DATA TO USE -
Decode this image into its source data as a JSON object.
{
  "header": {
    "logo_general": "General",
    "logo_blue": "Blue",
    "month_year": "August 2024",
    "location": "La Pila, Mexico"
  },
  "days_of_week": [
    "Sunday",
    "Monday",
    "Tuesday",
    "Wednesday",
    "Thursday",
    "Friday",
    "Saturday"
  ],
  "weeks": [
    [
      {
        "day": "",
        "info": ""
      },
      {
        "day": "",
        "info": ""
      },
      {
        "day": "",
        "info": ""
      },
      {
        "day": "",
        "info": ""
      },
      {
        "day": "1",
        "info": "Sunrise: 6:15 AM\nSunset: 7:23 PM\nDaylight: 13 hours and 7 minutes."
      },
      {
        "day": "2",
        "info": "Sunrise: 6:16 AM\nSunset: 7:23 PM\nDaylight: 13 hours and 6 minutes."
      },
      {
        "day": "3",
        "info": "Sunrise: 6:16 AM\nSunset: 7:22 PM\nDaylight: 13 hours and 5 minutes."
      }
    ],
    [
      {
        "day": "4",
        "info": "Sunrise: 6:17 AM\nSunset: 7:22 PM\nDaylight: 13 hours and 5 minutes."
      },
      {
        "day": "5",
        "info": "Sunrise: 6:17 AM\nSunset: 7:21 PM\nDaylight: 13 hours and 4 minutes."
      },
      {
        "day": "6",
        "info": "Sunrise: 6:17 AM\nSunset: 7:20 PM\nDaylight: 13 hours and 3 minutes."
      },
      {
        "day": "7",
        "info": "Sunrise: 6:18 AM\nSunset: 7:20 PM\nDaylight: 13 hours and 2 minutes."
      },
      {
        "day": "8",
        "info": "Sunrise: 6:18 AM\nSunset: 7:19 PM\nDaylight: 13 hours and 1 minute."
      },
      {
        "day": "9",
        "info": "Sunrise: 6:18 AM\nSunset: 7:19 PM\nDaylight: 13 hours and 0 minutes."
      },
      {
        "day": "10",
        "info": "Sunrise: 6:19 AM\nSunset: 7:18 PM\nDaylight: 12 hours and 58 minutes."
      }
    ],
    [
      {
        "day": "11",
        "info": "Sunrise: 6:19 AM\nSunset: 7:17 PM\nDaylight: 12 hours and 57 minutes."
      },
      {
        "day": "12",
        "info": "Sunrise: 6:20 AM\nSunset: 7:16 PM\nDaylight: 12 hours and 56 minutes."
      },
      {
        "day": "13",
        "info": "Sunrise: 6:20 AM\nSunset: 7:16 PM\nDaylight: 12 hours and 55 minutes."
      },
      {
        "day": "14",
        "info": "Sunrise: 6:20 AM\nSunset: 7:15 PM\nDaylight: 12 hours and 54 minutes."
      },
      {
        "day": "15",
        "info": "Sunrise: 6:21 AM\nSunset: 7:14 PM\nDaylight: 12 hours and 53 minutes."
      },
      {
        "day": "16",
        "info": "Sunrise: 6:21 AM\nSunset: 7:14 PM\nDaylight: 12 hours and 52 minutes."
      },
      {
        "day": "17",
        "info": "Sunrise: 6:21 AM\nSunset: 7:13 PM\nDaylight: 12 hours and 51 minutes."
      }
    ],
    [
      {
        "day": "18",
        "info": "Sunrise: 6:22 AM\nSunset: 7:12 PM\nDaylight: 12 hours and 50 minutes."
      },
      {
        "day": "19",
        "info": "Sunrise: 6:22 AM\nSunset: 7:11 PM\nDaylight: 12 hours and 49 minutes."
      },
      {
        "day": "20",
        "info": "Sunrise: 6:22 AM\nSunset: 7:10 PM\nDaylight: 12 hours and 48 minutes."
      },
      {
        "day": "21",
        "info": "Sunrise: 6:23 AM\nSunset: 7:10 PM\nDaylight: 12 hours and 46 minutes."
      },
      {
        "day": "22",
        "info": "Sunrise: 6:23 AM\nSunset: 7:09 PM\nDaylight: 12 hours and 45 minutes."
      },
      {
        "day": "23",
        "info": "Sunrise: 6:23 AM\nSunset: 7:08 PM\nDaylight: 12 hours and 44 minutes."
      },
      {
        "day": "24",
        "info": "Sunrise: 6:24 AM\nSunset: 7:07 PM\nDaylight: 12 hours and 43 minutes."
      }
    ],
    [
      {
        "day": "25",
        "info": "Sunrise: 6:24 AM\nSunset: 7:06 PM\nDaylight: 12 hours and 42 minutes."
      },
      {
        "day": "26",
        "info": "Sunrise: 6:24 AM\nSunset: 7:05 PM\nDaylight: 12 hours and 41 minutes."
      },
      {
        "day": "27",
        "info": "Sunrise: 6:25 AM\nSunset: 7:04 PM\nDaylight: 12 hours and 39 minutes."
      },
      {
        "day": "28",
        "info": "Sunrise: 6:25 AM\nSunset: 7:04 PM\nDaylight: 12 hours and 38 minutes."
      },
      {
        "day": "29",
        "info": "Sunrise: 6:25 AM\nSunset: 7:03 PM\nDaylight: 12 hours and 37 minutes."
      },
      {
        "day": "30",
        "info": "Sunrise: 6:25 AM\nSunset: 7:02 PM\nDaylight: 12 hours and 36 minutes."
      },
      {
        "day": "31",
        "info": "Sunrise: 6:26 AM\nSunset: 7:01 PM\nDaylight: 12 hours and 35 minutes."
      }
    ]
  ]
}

WHAT TO DO - Above are the records; retype them all without a single difference.

EXERCISE RESPONSE -
Decode this image into its source data as a JSON object.
{
  "header": {
    "logo_general": "General",
    "logo_blue": "Blue",
    "month_year": "August 2024",
    "location": "La Pila, Mexico"
  },
  "days_of_week": [
    "Sunday",
    "Monday",
    "Tuesday",
    "Wednesday",
    "Thursday",
    "Friday",
    "Saturday"
  ],
  "weeks": [
    [
      {
        "day": "",
        "info": ""
      },
      {
        "day": "",
        "info": ""
      },
      {
        "day": "",
        "info": ""
      },
      {
        "day": "",
        "info": ""
      },
      {
        "day": "1",
        "info": "Sunrise: 6:15 AM\nSunset: 7:23 PM\nDaylight: 13 hours and 7 minutes."
      },
      {
        "day": "2",
        "info": "Sunrise: 6:16 AM\nSunset: 7:23 PM\nDaylight: 13 hours and 6 minutes."
      },
      {
        "day": "3",
        "info": "Sunrise: 6:16 AM\nSunset: 7:22 PM\nDaylight: 13 hours and 5 minutes."
      }
    ],
    [
      {
        "day": "4",
        "info": "Sunrise: 6:17 AM\nSunset: 7:22 PM\nDaylight: 13 hours and 5 minutes."
      },
      {
        "day": "5",
        "info": "Sunrise: 6:17 AM\nSunset: 7:21 PM\nDaylight: 13 hours and 4 minutes."
      },
      {
        "day": "6",
        "info": "Sunrise: 6:17 AM\nSunset: 7:20 PM\nDaylight: 13 hours and 3 minutes."
      },
      {
        "day": "7",
        "info": "Sunrise: 6:18 AM\nSunset: 7:20 PM\nDaylight: 13 hours and 2 minutes."
      },
      {
        "day": "8",
        "info": "Sunrise: 6:18 AM\nSunset: 7:19 PM\nDaylight: 13 hours and 1 minute."
      },
      {
        "day": "9",
        "info": "Sunrise: 6:18 AM\nSunset: 7:19 PM\nDaylight: 13 hours and 0 minutes."
      },
      {
        "day": "10",
        "info": "Sunrise: 6:19 AM\nSunset: 7:18 PM\nDaylight: 12 hours and 58 minutes."
      }
    ],
    [
      {
        "day": "11",
        "info": "Sunrise: 6:19 AM\nSunset: 7:17 PM\nDaylight: 12 hours and 57 minutes."
      },
      {
        "day": "12",
        "info": "Sunrise: 6:20 AM\nSunset: 7:16 PM\nDaylight: 12 hours and 56 minutes."
      },
      {
        "day": "13",
        "info": "Sunrise: 6:20 AM\nSunset: 7:16 PM\nDaylight: 12 hours and 55 minutes."
      },
      {
        "day": "14",
        "info": "Sunrise: 6:20 AM\nSunset: 7:15 PM\nDaylight: 12 hours and 54 minutes."
      },
      {
        "day": "15",
        "info": "Sunrise: 6:21 AM\nSunset: 7:14 PM\nDaylight: 12 hours and 53 minutes."
      },
      {
        "day": "16",
        "info": "Sunrise: 6:21 AM\nSunset: 7:14 PM\nDaylight: 12 hours and 52 minutes."
      },
      {
        "day": "17",
        "info": "Sunrise: 6:21 AM\nSunset: 7:13 PM\nDaylight: 12 hours and 51 minutes."
      }
    ],
    [
      {
        "day": "18",
        "info": "Sunrise: 6:22 AM\nSunset: 7:12 PM\nDaylight: 12 hours and 50 minutes."
      },
      {
        "day": "19",
        "info": "Sunrise: 6:22 AM\nSunset: 7:11 PM\nDaylight: 12 hours and 49 minutes."
      },
      {
        "day": "20",
        "info": "Sunrise: 6:22 AM\nSunset: 7:10 PM\nDaylight: 12 hours and 48 minutes."
      },
      {
        "day": "21",
        "info": "Sunrise: 6:23 AM\nSunset: 7:10 PM\nDaylight: 12 hours and 46 minutes."
      },
      {
        "day": "22",
        "info": "Sunrise: 6:23 AM\nSunset: 7:09 PM\nDaylight: 12 hours and 45 minutes."
      },
      {
        "day": "23",
        "info": "Sunrise: 6:23 AM\nSunset: 7:08 PM\nDaylight: 12 hours and 44 minutes."
      },
      {
        "day": "24",
        "info": "Sunrise: 6:24 AM\nSunset: 7:07 PM\nDaylight: 12 hours and 43 minutes."
      }
    ],
    [
      {
        "day": "25",
        "info": "Sunrise: 6:24 AM\nSunset: 7:06 PM\nDaylight: 12 hours and 42 minutes."
      },
      {
        "day": "26",
        "info": "Sunrise: 6:24 AM\nSunset: 7:05 PM\nDaylight: 12 hours and 41 minutes."
      },
      {
        "day": "27",
        "info": "Sunrise: 6:25 AM\nSunset: 7:04 PM\nDaylight: 12 hours and 39 minutes."
      },
      {
        "day": "28",
        "info": "Sunrise: 6:25 AM\nSunset: 7:04 PM\nDaylight: 12 hours and 38 minutes."
      },
      {
        "day": "29",
        "info": "Sunrise: 6:25 AM\nSunset: 7:03 PM\nDaylight: 12 hours and 37 minutes."
      },
      {
        "day": "30",
        "info": "Sunrise: 6:25 AM\nSunset: 7:02 PM\nDaylight: 12 hours and 36 minutes."
      },
      {
        "day": "31",
        "info": "Sunrise: 6:26 AM\nSunset: 7:01 PM\nDaylight: 12 hours and 35 minutes."
      }
    ]
  ]
}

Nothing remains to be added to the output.